• _GIVEN REQUEST_
Please restate the following records word for word.

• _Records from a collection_
————————
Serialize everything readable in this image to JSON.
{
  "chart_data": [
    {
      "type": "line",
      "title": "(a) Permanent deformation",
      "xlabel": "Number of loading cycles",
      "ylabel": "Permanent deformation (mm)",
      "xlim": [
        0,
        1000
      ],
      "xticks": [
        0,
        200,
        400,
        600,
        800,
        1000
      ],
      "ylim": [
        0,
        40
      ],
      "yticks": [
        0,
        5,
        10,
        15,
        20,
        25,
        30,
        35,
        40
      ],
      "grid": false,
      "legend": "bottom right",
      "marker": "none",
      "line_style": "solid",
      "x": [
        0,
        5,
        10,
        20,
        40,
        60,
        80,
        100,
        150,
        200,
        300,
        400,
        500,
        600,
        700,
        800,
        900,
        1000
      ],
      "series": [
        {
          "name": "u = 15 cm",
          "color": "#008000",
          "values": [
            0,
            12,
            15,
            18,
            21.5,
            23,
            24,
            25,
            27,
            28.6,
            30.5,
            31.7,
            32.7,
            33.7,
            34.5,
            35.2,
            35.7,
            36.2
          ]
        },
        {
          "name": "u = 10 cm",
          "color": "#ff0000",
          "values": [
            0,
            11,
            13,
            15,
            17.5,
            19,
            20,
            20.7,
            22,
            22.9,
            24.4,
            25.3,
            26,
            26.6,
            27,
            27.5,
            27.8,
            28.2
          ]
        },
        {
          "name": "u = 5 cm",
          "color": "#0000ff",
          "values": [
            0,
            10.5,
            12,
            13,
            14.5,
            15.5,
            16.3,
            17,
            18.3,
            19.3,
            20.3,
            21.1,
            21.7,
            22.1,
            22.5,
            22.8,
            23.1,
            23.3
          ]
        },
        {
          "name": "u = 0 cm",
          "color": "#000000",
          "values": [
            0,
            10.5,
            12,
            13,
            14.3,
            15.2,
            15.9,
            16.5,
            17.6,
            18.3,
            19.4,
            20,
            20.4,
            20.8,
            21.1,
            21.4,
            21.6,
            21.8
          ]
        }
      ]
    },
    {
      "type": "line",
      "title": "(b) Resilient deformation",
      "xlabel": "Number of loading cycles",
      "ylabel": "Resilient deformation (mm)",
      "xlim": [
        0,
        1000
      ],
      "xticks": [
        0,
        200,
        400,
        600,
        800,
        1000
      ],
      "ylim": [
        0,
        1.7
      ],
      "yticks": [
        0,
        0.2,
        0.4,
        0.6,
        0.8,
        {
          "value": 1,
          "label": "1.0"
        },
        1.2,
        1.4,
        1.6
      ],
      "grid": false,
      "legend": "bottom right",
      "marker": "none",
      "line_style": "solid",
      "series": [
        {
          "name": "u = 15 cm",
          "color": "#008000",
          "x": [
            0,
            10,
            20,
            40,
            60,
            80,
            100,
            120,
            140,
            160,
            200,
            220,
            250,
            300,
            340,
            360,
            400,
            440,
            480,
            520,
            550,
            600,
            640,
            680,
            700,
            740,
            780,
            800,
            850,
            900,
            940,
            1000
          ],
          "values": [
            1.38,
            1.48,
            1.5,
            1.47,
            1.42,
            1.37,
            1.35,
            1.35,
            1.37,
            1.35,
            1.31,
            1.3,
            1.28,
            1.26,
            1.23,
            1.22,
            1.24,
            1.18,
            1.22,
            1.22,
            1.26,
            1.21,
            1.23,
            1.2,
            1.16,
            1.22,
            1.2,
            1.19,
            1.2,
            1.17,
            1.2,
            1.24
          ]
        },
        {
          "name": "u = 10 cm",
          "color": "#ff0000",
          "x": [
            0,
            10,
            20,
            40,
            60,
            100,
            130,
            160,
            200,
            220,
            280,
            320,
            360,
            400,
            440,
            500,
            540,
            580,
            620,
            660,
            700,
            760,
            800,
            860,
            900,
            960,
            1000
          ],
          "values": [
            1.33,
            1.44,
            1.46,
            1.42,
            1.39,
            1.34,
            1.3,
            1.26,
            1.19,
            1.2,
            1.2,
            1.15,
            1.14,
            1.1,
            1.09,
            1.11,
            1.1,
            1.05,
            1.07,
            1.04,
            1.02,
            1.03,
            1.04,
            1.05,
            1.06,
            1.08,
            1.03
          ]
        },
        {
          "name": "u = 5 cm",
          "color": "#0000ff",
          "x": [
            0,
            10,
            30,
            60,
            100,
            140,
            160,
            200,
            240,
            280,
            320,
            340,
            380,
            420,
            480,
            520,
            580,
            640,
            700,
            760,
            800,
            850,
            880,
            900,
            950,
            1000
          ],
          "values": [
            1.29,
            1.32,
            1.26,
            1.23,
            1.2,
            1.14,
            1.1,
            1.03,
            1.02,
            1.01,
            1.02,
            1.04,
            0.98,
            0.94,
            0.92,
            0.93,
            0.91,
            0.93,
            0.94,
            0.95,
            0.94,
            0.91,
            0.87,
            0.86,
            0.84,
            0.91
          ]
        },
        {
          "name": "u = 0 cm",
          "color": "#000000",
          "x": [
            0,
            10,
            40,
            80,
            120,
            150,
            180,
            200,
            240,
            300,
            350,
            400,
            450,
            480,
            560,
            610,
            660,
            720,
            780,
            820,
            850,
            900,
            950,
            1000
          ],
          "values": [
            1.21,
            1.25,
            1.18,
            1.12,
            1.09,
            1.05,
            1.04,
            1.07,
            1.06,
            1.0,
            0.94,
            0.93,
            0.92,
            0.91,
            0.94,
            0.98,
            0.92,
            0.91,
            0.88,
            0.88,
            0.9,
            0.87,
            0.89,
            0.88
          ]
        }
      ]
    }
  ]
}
————————
• _RESULT_
Serialize everything readable in this image to JSON.
{
  "chart_data": [
    {
      "type": "line",
      "title": "(a) Permanent deformation",
      "xlabel": "Number of loading cycles",
      "ylabel": "Permanent deformation (mm)",
      "xlim": [
        0,
        1000
      ],
      "xticks": [
        0,
        200,
        400,
        600,
        800,
        1000
      ],
      "ylim": [
        0,
        40
      ],
      "yticks": [
        0,
        5,
        10,
        15,
        20,
        25,
        30,
        35,
        40
      ],
      "grid": false,
      "legend": "bottom right",
      "marker": "none",
      "line_style": "solid",
      "x": [
        0,
        5,
        10,
        20,
        40,
        60,
        80,
        100,
        150,
        200,
        300,
        400,
        500,
        600,
        700,
        800,
        900,
        1000
      ],
      "series": [
        {
          "name": "u = 15 cm",
          "color": "#008000",
          "values": [
            0,
            12,
            15,
            18,
            21.5,
            23,
            24,
            25,
            27,
            28.6,
            30.5,
            31.7,
            32.7,
            33.7,
            34.5,
            35.2,
            35.7,
            36.2
          ]
        },
        {
          "name": "u = 10 cm",
          "color": "#ff0000",
          "values": [
            0,
            11,
            13,
            15,
            17.5,
            19,
            20,
            20.7,
            22,
            22.9,
            24.4,
            25.3,
            26,
            26.6,
            27,
            27.5,
            27.8,
            28.2
          ]
        },
        {
          "name": "u = 5 cm",
          "color": "#0000ff",
          "values": [
            0,
            10.5,
            12,
            13,
            14.5,
            15.5,
            16.3,
            17,
            18.3,
            19.3,
            20.3,
            21.1,
            21.7,
            22.1,
            22.5,
            22.8,
            23.1,
            23.3
          ]
        },
        {
          "name": "u = 0 cm",
          "color": "#000000",
          "values": [
            0,
            10.5,
            12,
            13,
            14.3,
            15.2,
            15.9,
            16.5,
            17.6,
            18.3,
            19.4,
            20,
            20.4,
            20.8,
            21.1,
            21.4,
            21.6,
            21.8
          ]
        }
      ]
    },
    {
      "type": "line",
      "title": "(b) Resilient deformation",
      "xlabel": "Number of loading cycles",
      "ylabel": "Resilient deformation (mm)",
      "xlim": [
        0,
        1000
      ],
      "xticks": [
        0,
        200,
        400,
        600,
        800,
        1000
      ],
      "ylim": [
        0,
        1.7
      ],
      "yticks": [
        0,
        0.2,
        0.4,
        0.6,
        0.8,
        {
          "value": 1,
          "label": "1.0"
        },
        1.2,
        1.4,
        1.6
      ],
      "grid": false,
      "legend": "bottom right",
      "marker": "none",
      "line_style": "solid",
      "series": [
        {
          "name": "u = 15 cm",
          "color": "#008000",
          "x": [
            0,
            10,
            20,
            40,
            60,
            80,
            100,
            120,
            140,
            160,
            200,
            220,
            250,
            300,
            340,
            360,
            400,
            440,
            480,
            520,
            550,
            600,
            640,
            680,
            700,
            740,
            780,
            800,
            850,
            900,
            940,
            1000
          ],
          "values": [
            1.38,
            1.48,
            1.5,
            1.47,
            1.42,
            1.37,
            1.35,
            1.35,
            1.37,
            1.35,
            1.31,
            1.3,
            1.28,
            1.26,
            1.23,
            1.22,
            1.24,
            1.18,
            1.22,
            1.22,
            1.26,
            1.21,
            1.23,
            1.2,
            1.16,
            1.22,
            1.2,
            1.19,
            1.2,
            1.17,
            1.2,
            1.24
          ]
        },
        {
          "name": "u = 10 cm",
          "color": "#ff0000",
          "x": [
            0,
            10,
            20,
            40,
            60,
            100,
            130,
            160,
            200,
            220,
            280,
            320,
            360,
            400,
            440,
            500,
            540,
            580,
            620,
            660,
            700,
            760,
            800,
            860,
            900,
            960,
            1000
          ],
          "values": [
            1.33,
            1.44,
            1.46,
            1.42,
            1.39,
            1.34,
            1.3,
            1.26,
            1.19,
            1.2,
            1.2,
            1.15,
            1.14,
            1.1,
            1.09,
            1.11,
            1.1,
            1.05,
            1.07,
            1.04,
            1.02,
            1.03,
            1.04,
            1.05,
            1.06,
            1.08,
            1.03
          ]
        },
        {
          "name": "u = 5 cm",
          "color": "#0000ff",
          "x": [
            0,
            10,
            30,
            60,
            100,
            140,
            160,
            200,
            240,
            280,
            320,
            340,
            380,
            420,
            480,
            520,
            580,
            640,
            700,
            760,
            800,
            850,
            880,
            900,
            950,
            1000
          ],
          "values": [
            1.29,
            1.32,
            1.26,
            1.23,
            1.2,
            1.14,
            1.1,
            1.03,
            1.02,
            1.01,
            1.02,
            1.04,
            0.98,
            0.94,
            0.92,
            0.93,
            0.91,
            0.93,
            0.94,
            0.95,
            0.94,
            0.91,
            0.87,
            0.86,
            0.84,
            0.91
          ]
        },
        {
          "name": "u = 0 cm",
          "color": "#000000",
          "x": [
            0,
            10,
            40,
            80,
            120,
            150,
            180,
            200,
            240,
            300,
            350,
            400,
            450,
            480,
            560,
            610,
            660,
            720,
            780,
            820,
            850,
            900,
            950,
            1000
          ],
          "values": [
            1.21,
            1.25,
            1.18,
            1.12,
            1.09,
            1.05,
            1.04,
            1.07,
            1.06,
            1.0,
            0.94,
            0.93,
            0.92,
            0.91,
            0.94,
            0.98,
            0.92,
            0.91,
            0.88,
            0.88,
            0.9,
            0.87,
            0.89,
            0.88
          ]
        }
      ]
    }
  ]
}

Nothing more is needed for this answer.